• Textauszug:

Die Leiterin der Abteilung Umwelt und Verkehr der Arbeiterkammer Wien, Sylvia Leodolter, kam in ihrer Analyse zum selben Schluss. Viele der vorliegenden Vorschläge bedeuten eine Schlechterstellung des Status Quo, weshalb sich die Gefahr des Sozialdumpings vergrößert. Hierzu zählt vor allem die Änderung der Kabotageregelung, also dem innerstaatlichen Transport durch ein ausländisches Unternehmen. Während bisher drei Kabotagefahrten innerhalb von sieben Tagen zulässig waren, sollen in Zukunft unbegrenzt viele Kabotagefahrten innerhalb von fünf aufeinanderfolgenden Tagen möglich sein. Außerdem betonte sie die Notwendigkeit, dass die Entsenderichtlinie auch im grenzüberschreitenden Verkehr für alle BerufskraftfahrerInnen ab dem ersten Tag zu gelten habe, und nicht erst ab dem vierten Tag gemäß Kommissionsentwurf. Zwar gebe es auch positive Aspekte innerhalb des Pakets, beispielsweise in Hinblick auf Briefkastenfirmen oder die Unterbringung von FahrerInnen an Wochenenden, insgesamt habe die Kommission die Anliegen der Bürgerinitiative „Fair Transport“ aber zu wenig aufgenommen.

Der Leiter der Abteilung für Soziale Angelegenheiten der International Road Transport Union, Jan Nemec, sieht das Mobilitätspaket als grundsätzlich gute Diskussionsbasis. Doch auch aus seiner Sicht seien noch Nachbesserungen notwendig. Auch er fand, dass die vorgeschlagene Kabotageregelung zu viele Fragen offen lasse. Das Problem bei der bisherigen Regelung lag nicht an der Beschränkung der Fahrten selbst, sondern an der unzureichenden Kontrolle und Vollzug. Die Klarstellung, dass ArbeitgeberInnen für Übernachtungsmöglichkeiten in Zusammenhang mit der wöchentlichen Ruhezeit zu sorgen haben, bewertete er als „nobles Ziel“, wies jedoch darauf hin, dass in vielen Teilen Europas entlang der Autobahnen keine ausreichende Zahl an Hotels zur Verfügung stehen würde. Er hob auch positiv hervor, dass die Kommission im Vorfeld umfangreiche Konsultationen und Gespräche mit InteressenvertreterInnen geführt hatte.

• Aufgaben:
1. Beantworte anhand des Textauszugs zum Mobilitätspaket:
(a) Wie viele Kabotagefahrten innerhalb von sieben Tagen waren bisher zulässig?
(b) Ab welchem Tag soll die Entsenderichtlinie gemäß Kommissionsentwurf gelten?
(c) Wie bezeichnete Jan Nemec die Klarstellung, dass ArbeitgeberInnen für Übernachtungsmöglichkeiten zu sorgen haben?
2. Führe den Textauszug zum Mobilitätspaket weiter.

• Extrahierte Daten:

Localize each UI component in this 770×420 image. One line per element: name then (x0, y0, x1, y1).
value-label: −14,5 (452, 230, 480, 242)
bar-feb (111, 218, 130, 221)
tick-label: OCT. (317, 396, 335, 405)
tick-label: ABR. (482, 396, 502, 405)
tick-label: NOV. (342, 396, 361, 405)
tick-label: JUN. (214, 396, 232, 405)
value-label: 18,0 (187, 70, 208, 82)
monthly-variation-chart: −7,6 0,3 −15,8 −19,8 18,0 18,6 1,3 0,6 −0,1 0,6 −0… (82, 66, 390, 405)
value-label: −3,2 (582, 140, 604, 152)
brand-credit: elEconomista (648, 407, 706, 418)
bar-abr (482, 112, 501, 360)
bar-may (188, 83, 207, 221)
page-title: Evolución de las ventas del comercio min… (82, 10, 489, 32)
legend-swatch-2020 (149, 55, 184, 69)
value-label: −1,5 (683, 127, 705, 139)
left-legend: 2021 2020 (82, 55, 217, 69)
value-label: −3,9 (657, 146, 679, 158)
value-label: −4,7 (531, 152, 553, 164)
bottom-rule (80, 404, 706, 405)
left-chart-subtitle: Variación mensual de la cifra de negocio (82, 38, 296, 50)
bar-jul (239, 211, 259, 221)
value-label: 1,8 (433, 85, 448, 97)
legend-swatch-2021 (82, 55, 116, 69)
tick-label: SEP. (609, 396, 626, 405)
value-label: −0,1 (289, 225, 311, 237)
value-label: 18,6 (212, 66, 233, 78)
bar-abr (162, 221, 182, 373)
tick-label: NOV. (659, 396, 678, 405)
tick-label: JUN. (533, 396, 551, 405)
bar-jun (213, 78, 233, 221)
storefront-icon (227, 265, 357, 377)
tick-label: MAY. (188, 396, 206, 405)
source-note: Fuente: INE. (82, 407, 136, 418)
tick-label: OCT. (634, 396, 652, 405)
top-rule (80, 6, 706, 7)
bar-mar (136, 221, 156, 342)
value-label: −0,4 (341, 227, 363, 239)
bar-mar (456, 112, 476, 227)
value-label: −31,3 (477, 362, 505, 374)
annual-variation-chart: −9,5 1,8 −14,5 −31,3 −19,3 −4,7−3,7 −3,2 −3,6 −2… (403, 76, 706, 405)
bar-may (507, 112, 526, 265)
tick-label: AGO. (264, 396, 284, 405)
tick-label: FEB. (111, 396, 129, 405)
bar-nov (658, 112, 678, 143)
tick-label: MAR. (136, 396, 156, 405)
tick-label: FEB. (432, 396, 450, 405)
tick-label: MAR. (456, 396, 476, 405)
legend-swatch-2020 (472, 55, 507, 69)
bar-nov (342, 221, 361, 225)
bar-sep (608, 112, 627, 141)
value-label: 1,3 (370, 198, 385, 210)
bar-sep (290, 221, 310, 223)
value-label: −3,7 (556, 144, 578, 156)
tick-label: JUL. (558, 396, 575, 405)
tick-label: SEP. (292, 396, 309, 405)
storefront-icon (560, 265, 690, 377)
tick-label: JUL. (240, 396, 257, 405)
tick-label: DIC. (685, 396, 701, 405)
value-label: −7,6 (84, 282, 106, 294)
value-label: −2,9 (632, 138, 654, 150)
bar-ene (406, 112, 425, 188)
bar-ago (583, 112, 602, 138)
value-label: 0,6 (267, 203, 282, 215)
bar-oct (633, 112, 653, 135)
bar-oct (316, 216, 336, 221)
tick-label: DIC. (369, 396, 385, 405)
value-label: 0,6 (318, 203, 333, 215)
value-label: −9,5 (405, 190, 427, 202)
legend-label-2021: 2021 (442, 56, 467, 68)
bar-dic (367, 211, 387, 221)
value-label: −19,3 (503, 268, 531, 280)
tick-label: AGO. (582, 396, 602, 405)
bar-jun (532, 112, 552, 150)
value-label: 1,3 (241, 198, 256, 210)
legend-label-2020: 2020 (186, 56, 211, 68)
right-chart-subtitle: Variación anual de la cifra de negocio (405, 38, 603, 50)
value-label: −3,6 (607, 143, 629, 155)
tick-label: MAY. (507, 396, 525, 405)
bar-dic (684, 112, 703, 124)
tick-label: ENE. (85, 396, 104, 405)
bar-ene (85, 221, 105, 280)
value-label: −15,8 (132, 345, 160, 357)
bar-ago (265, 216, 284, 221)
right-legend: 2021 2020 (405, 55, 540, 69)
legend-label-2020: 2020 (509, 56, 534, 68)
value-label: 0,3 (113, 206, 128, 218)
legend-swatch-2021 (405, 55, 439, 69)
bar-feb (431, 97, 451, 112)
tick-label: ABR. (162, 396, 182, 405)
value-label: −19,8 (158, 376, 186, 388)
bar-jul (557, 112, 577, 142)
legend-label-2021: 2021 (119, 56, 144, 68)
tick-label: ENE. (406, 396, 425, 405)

• Ergebnisse je Aufgabe:
1.
(a) Drei.
(b) Ab dem vierten Tag.
(c) Als „nobles Ziel“.

2.
Eddy Liégeois, Referatsleiter der DG Move, verteidigte das von der Kommission vorgelegte Paket als ausgewogenen Entwurf mit dem Ziel, einfachere Regeln vorzugeben, die in der Folge auch leichter kontrollierbar seien. Aus Sicht der Kommission handle es sich bei den vorgeschlagenen Änderungen zur Kabotage nicht um eine Ausdehnung der Fahrten, sondern um einen leichter kontrollierbaren neuen Ansatz. Er betonte gleichzeitig, dass es sich um eine Diskussionsgrundlage zum Meinungsbildungsprozess handle und die Kommission Änderungen von Seiten des Parlaments und des Rates offen gegenüberstehe.

Stanislava Rupp, die im Rahmen des Projektes „Fair Mobility“ LKW-FahrerInnen berät und Befragungen durchführt, gab den Anwesenden im Laufe der Diskussion einen näheren Einblick über die Probleme der FahrerInnen auf Deutschlands Autobahnen. Während die LKW-LenkerInnen über die geltenden Bestimmungen bezüglich Lenk- und Ruhezeit sehr gut Bescheid wüssten, mangle es ihnen an Informationen über ihre Rechte in Hinblick auf Mindestlohn und soziale Standards. So würden die BerufskraftfahrerInnen immer wieder schildern, dass die Zeiten für das Tanken sowie Be- und Entladen der LKWs von ihren ArbeitgeberInnen nicht vergütet würden.

In der abschließenden Diskussionsrunde meldete sich aus dem Publikum der Europaabgeordnete Michael Cramer zu Wort und wies darauf hin, dass Sozialdumping durch Einführen des digitalen Tachographen wesentlich besser kontrolliert werden könnte. Allerdings sieht ihn der Kommissionsentwurf erst ab 2034 für alle LKW verpflichtend vor. Eddy Liégeois entgegnete darauf, dass für neue LKW diese neueste Generation an Tachographen bereits ab 2019 vorgeschrieben seien, es aber keine Verpflichtung zur Nachrüstung gebe, wodurch sich diese lange Übergangsfrist ergebe.